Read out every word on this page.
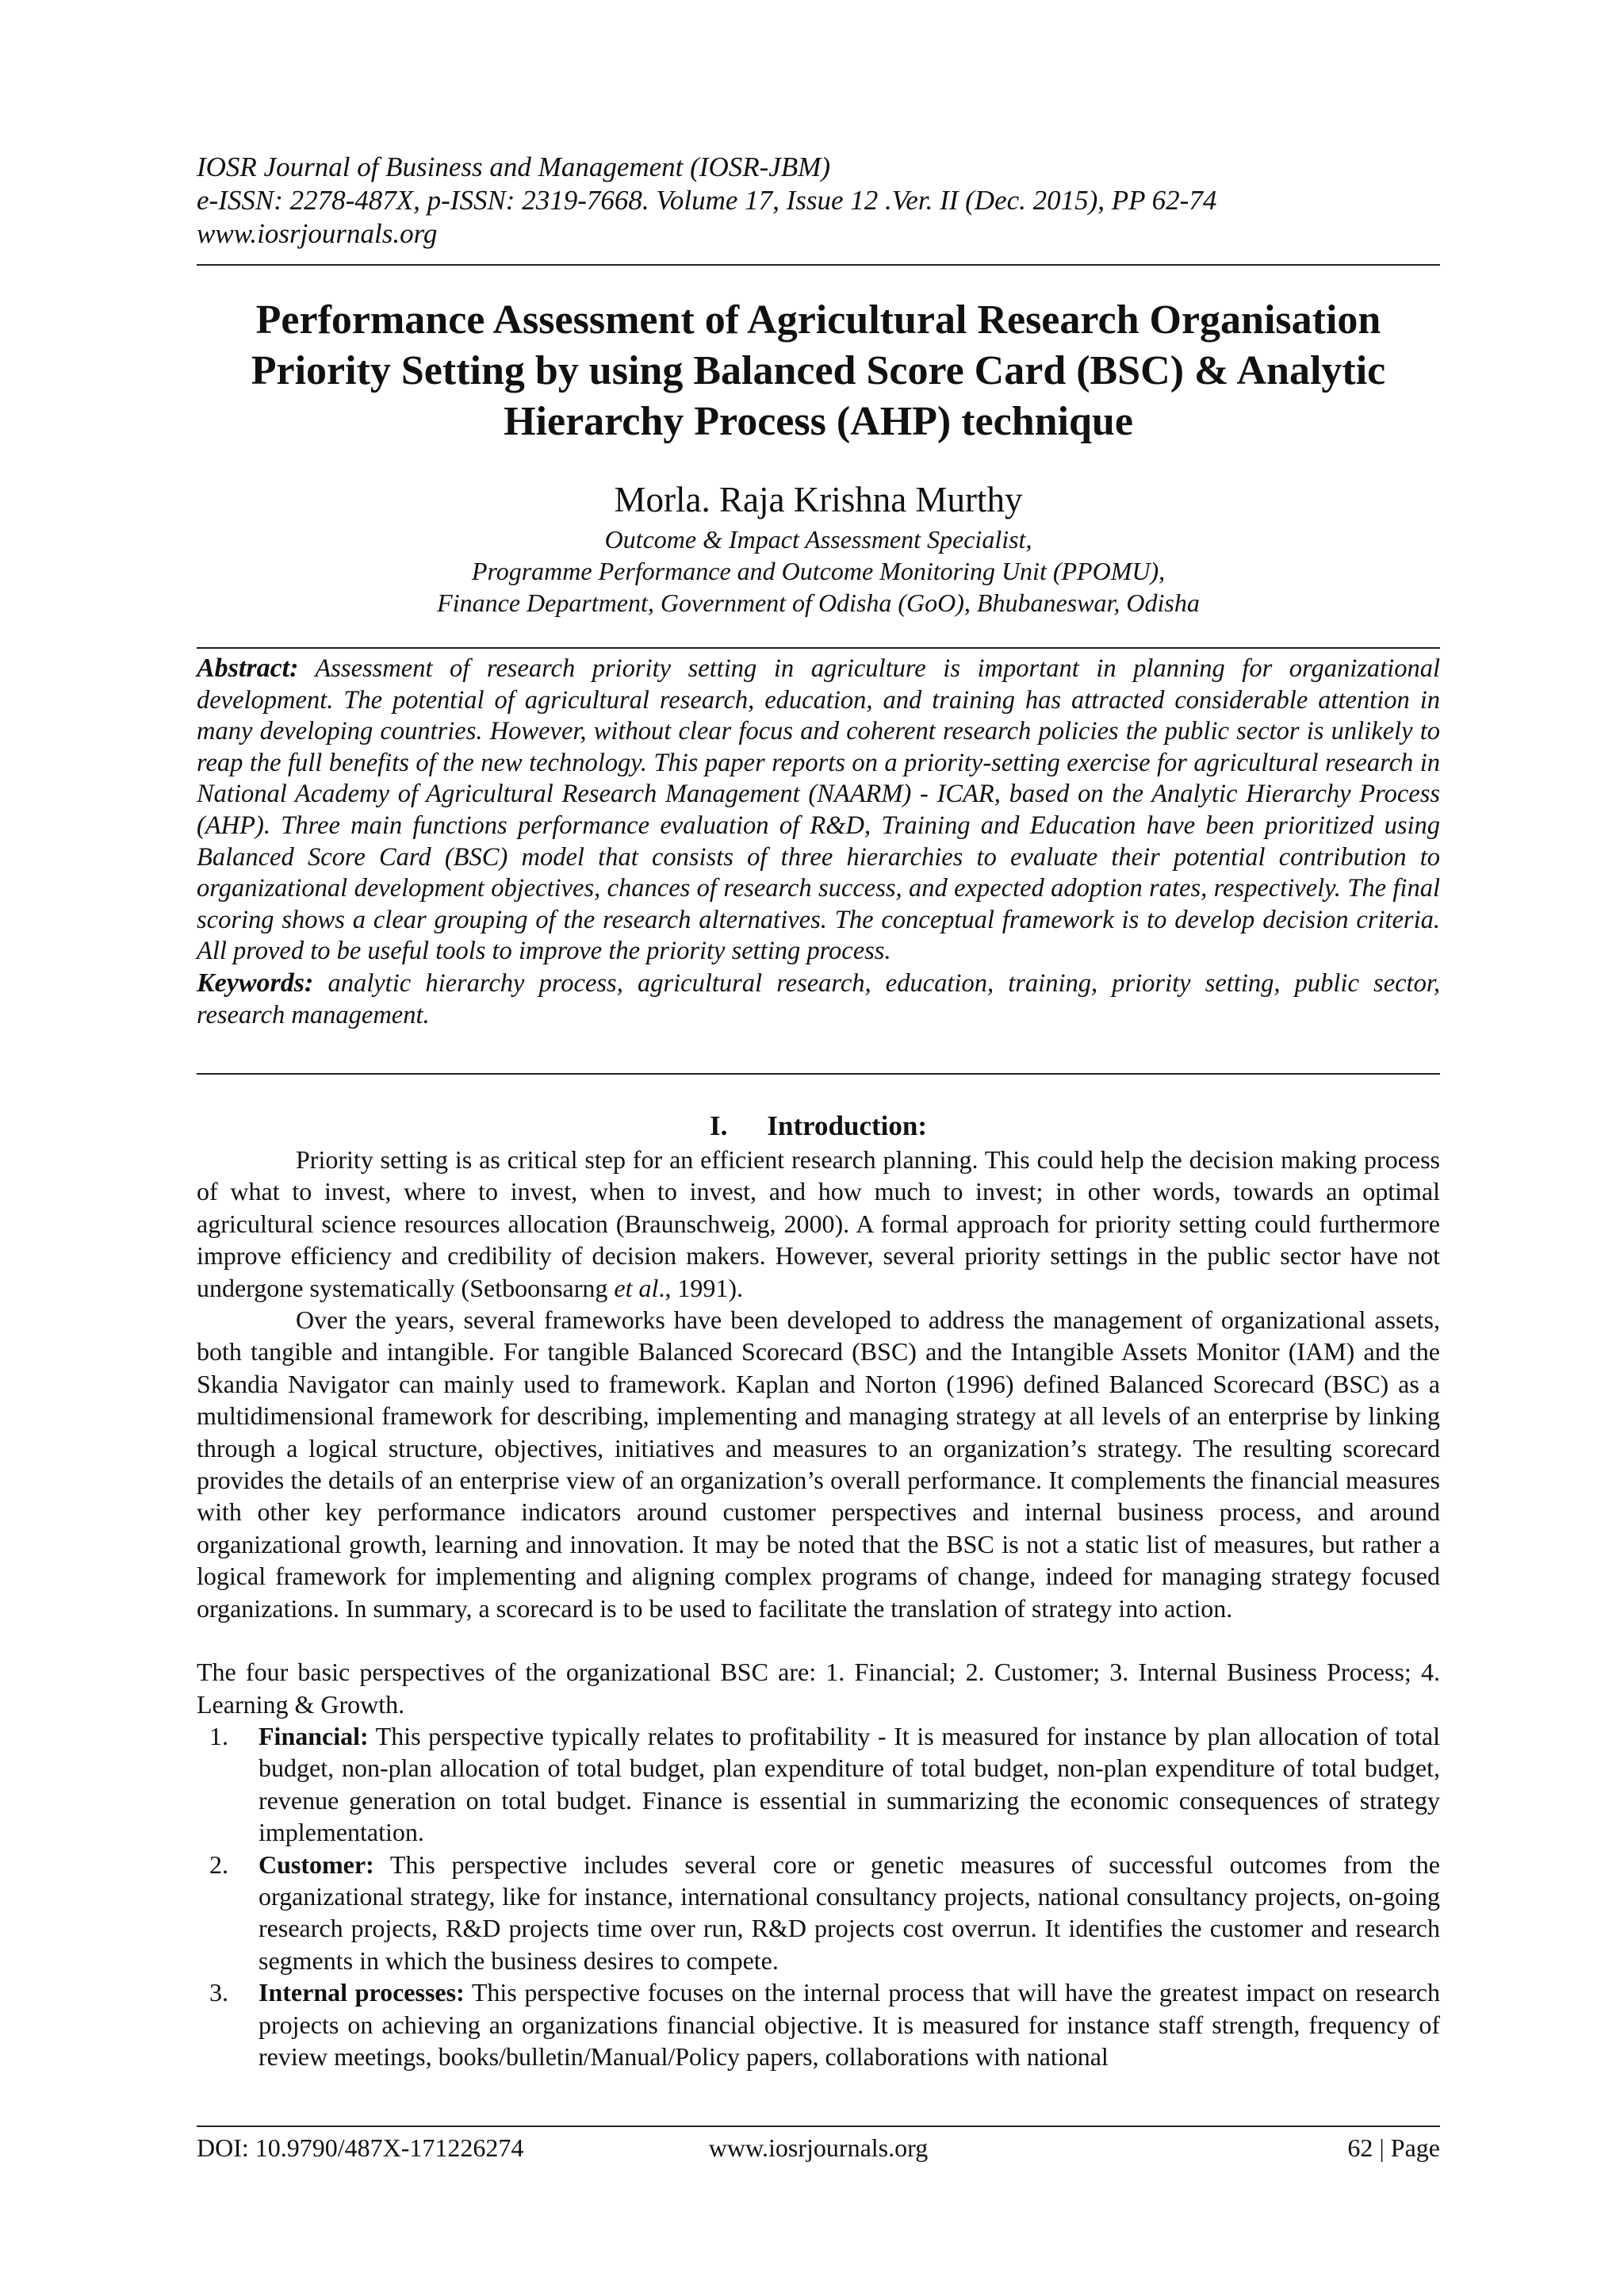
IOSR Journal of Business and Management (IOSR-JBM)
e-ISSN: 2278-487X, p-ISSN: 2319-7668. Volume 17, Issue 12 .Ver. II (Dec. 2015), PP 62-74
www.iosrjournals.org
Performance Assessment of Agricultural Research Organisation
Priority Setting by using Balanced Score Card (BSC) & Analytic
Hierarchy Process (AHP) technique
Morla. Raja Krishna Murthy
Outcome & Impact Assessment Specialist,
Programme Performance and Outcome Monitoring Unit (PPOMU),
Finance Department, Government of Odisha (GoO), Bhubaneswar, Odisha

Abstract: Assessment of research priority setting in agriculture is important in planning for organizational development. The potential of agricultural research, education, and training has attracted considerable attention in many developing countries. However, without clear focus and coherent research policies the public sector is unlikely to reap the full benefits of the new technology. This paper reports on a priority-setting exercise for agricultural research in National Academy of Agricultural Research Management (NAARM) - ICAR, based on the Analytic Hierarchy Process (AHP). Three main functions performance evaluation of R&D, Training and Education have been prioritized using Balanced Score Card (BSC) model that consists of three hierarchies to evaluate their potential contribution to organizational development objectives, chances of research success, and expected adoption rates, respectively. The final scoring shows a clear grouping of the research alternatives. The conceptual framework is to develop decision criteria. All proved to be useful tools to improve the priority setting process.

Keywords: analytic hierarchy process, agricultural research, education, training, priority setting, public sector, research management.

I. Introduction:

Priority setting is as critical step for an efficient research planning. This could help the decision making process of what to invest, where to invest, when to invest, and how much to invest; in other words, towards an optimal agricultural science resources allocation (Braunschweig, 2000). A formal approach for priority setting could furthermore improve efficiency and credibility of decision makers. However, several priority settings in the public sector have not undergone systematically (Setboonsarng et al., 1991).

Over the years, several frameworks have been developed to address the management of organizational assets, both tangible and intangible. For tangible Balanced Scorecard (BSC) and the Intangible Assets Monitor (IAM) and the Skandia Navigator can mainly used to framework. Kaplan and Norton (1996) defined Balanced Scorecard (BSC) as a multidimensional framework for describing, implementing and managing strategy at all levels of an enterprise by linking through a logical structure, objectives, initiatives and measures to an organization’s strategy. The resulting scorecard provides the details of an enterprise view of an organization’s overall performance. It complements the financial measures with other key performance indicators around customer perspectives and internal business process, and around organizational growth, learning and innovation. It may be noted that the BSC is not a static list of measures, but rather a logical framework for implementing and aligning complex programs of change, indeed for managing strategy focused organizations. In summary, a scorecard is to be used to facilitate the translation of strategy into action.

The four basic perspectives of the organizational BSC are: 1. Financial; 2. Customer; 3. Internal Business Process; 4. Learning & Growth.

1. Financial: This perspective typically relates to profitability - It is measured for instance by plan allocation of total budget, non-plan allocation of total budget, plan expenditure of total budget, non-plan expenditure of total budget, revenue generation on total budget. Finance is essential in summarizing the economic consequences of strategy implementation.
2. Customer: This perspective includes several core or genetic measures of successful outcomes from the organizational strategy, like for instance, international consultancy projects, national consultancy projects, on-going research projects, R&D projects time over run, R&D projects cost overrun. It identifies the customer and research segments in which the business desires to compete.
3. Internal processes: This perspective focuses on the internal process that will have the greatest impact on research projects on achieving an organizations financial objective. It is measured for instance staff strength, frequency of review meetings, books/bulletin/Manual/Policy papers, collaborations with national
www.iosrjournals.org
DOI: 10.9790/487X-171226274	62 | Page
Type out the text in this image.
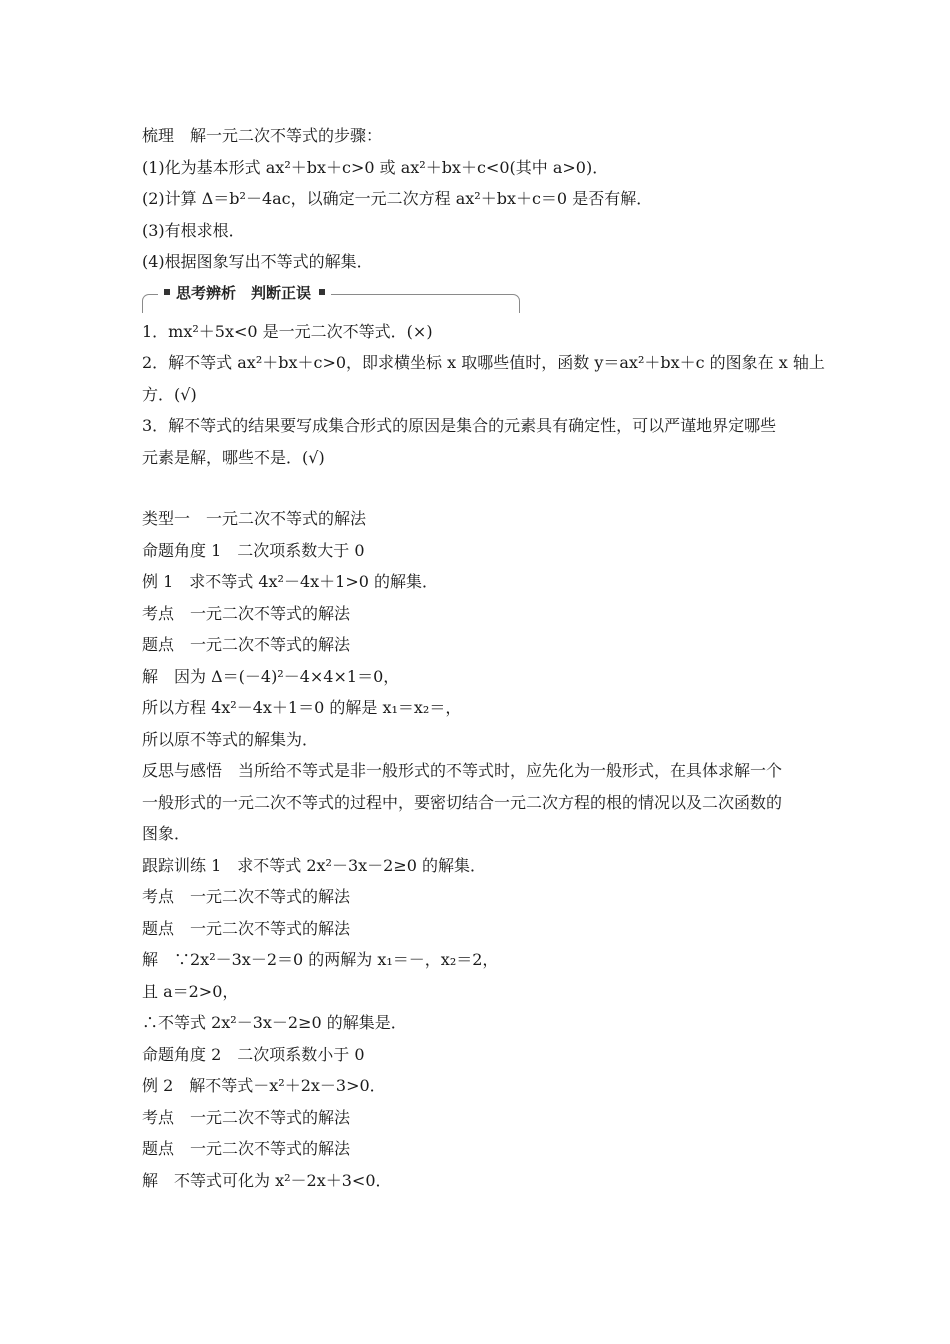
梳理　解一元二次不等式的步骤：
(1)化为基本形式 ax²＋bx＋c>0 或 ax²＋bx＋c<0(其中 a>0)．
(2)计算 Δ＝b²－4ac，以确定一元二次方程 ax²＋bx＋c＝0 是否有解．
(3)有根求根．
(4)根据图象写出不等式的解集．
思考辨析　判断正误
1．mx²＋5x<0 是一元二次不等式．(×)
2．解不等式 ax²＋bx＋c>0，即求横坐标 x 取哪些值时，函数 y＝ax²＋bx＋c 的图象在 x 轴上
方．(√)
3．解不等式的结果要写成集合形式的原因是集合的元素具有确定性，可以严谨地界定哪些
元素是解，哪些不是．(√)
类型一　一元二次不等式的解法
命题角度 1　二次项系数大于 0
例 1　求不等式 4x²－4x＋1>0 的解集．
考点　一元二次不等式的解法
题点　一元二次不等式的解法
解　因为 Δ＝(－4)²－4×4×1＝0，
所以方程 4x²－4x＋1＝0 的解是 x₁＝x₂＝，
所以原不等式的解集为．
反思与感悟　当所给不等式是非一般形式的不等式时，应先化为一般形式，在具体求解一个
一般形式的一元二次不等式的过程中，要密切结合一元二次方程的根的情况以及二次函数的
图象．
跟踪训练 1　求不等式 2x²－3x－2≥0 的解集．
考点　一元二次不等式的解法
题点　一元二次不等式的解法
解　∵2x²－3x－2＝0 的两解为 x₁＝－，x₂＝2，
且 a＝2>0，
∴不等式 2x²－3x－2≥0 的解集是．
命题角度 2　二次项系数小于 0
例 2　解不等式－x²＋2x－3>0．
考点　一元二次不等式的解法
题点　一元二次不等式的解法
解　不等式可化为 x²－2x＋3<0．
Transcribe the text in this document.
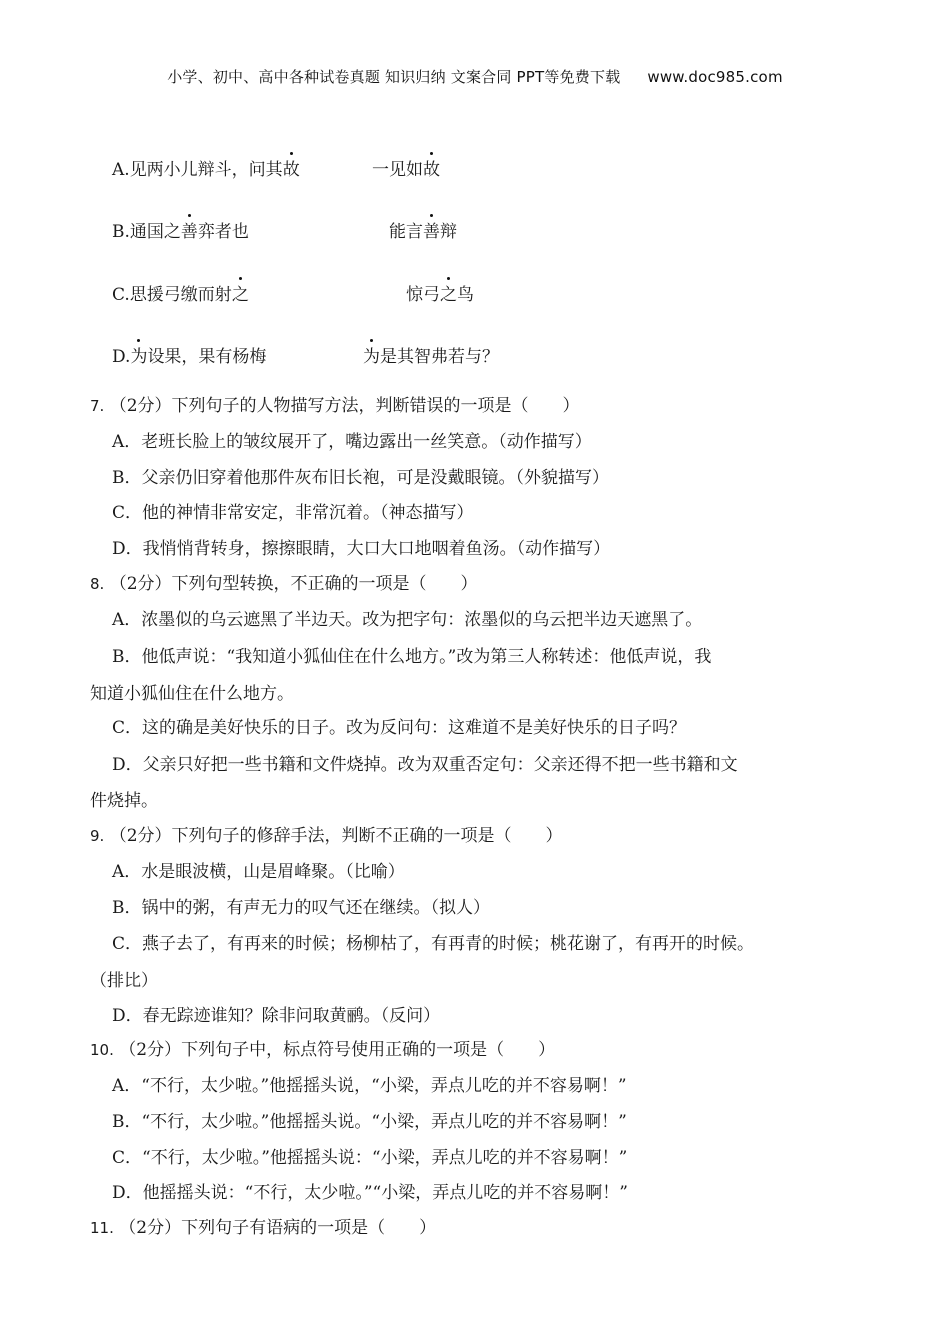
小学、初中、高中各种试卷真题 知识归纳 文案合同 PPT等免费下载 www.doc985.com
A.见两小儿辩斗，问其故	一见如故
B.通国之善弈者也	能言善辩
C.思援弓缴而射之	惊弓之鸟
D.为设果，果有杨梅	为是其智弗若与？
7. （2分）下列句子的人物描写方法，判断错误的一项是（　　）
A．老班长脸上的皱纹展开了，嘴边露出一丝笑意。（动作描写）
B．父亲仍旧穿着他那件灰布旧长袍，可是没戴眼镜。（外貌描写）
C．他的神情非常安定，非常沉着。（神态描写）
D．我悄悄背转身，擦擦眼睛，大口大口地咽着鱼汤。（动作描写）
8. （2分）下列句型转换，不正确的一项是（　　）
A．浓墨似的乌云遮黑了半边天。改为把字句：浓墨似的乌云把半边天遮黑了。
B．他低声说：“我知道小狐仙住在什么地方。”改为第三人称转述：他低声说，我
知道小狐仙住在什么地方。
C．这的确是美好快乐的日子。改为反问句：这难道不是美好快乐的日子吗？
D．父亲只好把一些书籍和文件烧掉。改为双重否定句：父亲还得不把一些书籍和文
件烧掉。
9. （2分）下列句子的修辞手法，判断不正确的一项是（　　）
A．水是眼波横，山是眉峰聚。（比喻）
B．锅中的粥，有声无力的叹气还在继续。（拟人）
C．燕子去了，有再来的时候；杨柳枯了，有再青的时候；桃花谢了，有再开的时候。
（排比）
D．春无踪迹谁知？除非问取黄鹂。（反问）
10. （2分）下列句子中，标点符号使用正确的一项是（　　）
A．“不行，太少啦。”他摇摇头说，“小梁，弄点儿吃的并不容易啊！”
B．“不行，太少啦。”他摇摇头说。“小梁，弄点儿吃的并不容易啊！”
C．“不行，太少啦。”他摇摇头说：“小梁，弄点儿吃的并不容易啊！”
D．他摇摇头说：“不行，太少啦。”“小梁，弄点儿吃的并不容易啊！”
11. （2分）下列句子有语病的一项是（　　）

* * *

TASK STATEMENT | Exclude the pictures, and output exactly the lines from the one with "Transcribe the text in this document." through the last line of the records, both included.

EXERCISE ANSWER |
Transcribe the text in this document.
小学、初中、高中各种试卷真题 知识归纳 文案合同 PPT等免费下载 www.doc985.com
A.见两小儿辩斗，问其故	一见如故
B.通国之善弈者也	能言善辩
C.思援弓缴而射之	惊弓之鸟
D.为设果，果有杨梅	为是其智弗若与？
7. （2分）下列句子的人物描写方法，判断错误的一项是（　　）
A．老班长脸上的皱纹展开了，嘴边露出一丝笑意。（动作描写）
B．父亲仍旧穿着他那件灰布旧长袍，可是没戴眼镜。（外貌描写）
C．他的神情非常安定，非常沉着。（神态描写）
D．我悄悄背转身，擦擦眼睛，大口大口地咽着鱼汤。（动作描写）
8. （2分）下列句型转换，不正确的一项是（　　）
A．浓墨似的乌云遮黑了半边天。改为把字句：浓墨似的乌云把半边天遮黑了。
B．他低声说：“我知道小狐仙住在什么地方。”改为第三人称转述：他低声说，我
知道小狐仙住在什么地方。
C．这的确是美好快乐的日子。改为反问句：这难道不是美好快乐的日子吗？
D．父亲只好把一些书籍和文件烧掉。改为双重否定句：父亲还得不把一些书籍和文
件烧掉。
9. （2分）下列句子的修辞手法，判断不正确的一项是（　　）
A．水是眼波横，山是眉峰聚。（比喻）
B．锅中的粥，有声无力的叹气还在继续。（拟人）
C．燕子去了，有再来的时候；杨柳枯了，有再青的时候；桃花谢了，有再开的时候。
（排比）
D．春无踪迹谁知？除非问取黄鹂。（反问）
10. （2分）下列句子中，标点符号使用正确的一项是（　　）
A．“不行，太少啦。”他摇摇头说，“小梁，弄点儿吃的并不容易啊！”
B．“不行，太少啦。”他摇摇头说。“小梁，弄点儿吃的并不容易啊！”
C．“不行，太少啦。”他摇摇头说：“小梁，弄点儿吃的并不容易啊！”
D．他摇摇头说：“不行，太少啦。”“小梁，弄点儿吃的并不容易啊！”
11. （2分）下列句子有语病的一项是（　　）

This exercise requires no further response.